-- Begin SOURCE TEXT --

3.2. Information Needs

The college students’ engagement in mobile reading was mostly motivated by their information needs. The choice of mobile reading content not only reflected the college students’ preference, but also reflected the purpose of obtaining information. In addition to academic materials, contemporary college students also care about current affairs at home and abroad, contemporary news reports of society, culture, and recreation, job hunting information, and knowledge pertaining to their interests, in order to expand their knowledge and understand the world. The preference of college students for academic and informative mobile reading is a reflection of the rationality and practicality of reading. Some previous studies [22] focused too much on the negative effects of mobile reading by arguing that young students mainly read online for leisure and entertainment, while ignoring the practicality of mobile reading—a main media for contemporary students to obtain information whenever and wherever possible.
‘…I usually read on mobile to acquire information of various aspects, because I think mobile apps provide latest news and essays, which keeps me up to date.’
(P1)

-- End SOURCE TEXT --
-- Begin DATASET EXTRACT --

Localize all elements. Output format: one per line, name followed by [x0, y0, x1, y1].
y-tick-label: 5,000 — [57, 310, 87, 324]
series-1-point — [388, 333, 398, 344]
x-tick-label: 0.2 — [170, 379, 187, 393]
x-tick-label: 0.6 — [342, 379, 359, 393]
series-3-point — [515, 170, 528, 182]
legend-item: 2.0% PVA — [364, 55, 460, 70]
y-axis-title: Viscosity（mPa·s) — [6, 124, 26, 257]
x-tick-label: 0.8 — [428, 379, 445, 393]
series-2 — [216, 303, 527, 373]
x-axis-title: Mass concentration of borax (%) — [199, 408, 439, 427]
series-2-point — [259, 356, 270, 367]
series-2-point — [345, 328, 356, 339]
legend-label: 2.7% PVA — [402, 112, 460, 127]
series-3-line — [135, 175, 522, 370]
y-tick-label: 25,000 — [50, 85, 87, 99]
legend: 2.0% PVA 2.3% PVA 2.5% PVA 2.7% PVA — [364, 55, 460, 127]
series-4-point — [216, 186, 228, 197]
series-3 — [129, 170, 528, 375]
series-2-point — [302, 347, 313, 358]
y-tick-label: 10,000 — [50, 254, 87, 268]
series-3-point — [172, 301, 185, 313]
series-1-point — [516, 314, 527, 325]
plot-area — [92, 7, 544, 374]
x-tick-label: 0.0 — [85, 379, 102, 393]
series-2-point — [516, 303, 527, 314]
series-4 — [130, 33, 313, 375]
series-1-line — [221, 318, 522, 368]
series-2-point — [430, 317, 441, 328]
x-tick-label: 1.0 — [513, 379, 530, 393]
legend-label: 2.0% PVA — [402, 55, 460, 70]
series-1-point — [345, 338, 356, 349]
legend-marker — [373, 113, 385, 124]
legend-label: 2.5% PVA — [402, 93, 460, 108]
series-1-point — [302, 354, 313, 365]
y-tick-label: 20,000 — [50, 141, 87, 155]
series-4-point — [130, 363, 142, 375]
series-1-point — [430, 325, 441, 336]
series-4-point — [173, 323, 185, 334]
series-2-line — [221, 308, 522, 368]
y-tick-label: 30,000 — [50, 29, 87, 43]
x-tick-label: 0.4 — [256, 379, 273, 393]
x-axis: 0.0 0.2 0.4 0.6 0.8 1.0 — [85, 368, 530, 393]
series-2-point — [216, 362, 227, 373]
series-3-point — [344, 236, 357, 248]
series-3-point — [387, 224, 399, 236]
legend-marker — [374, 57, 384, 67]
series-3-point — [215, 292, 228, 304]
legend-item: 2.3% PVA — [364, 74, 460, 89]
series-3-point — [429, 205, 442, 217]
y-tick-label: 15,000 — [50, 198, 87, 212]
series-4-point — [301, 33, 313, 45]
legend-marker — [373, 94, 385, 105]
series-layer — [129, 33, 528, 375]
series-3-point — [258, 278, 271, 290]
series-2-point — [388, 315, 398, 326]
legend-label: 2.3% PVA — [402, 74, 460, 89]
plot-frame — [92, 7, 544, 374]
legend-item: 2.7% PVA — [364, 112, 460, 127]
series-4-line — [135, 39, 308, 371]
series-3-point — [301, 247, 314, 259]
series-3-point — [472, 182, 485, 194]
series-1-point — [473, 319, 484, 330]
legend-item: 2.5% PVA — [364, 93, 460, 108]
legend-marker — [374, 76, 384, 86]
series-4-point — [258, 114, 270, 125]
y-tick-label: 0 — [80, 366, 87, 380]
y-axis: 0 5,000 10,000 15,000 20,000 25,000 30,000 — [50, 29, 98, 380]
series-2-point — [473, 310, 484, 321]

-- End DATASET EXTRACT --

**WORK TO BE COMPLETED:** Please carry the passage on college students' mobile reading further, starting after its last line. The items have no connection to the passage on college students' mobile reading.

**RESPONSE:**
‘… the apps or platforms I follow mainly push the news, current affairs at home and abroad, and information of interests to me when I open the phone.’
(P4)
‘…mobile reading does expand my knowledge, because the information got from the mobile apps helps me understand the world and increase my knowledge on various aspects of life.’
(P2)
‘…mobile reading is more convenient than paper book reading, and it is updated all the time, so that you can get the latest and comprehensive information. Further, it provides many channels of information with enrich the content I am looking for.’
(P15)

3.3. Academic Needs

Academic needs included the students’ need to search academic articles and materials for learning tasks, get ready for their research thesis, broaden their academic knowledge, and push the frontier of research. Academic needs resulted from both the students’ own demands and their tutors’ demands and expectations. Although two groups (undergraduate and postgraduate) of students with different levels of academic backgrounds had different preferences in terms of their academic needs (on average, academic needs were mentioned more by postgraduate students), academic needs were often commonly mentioned as an indispensable factor for motivating mobile reading for university students.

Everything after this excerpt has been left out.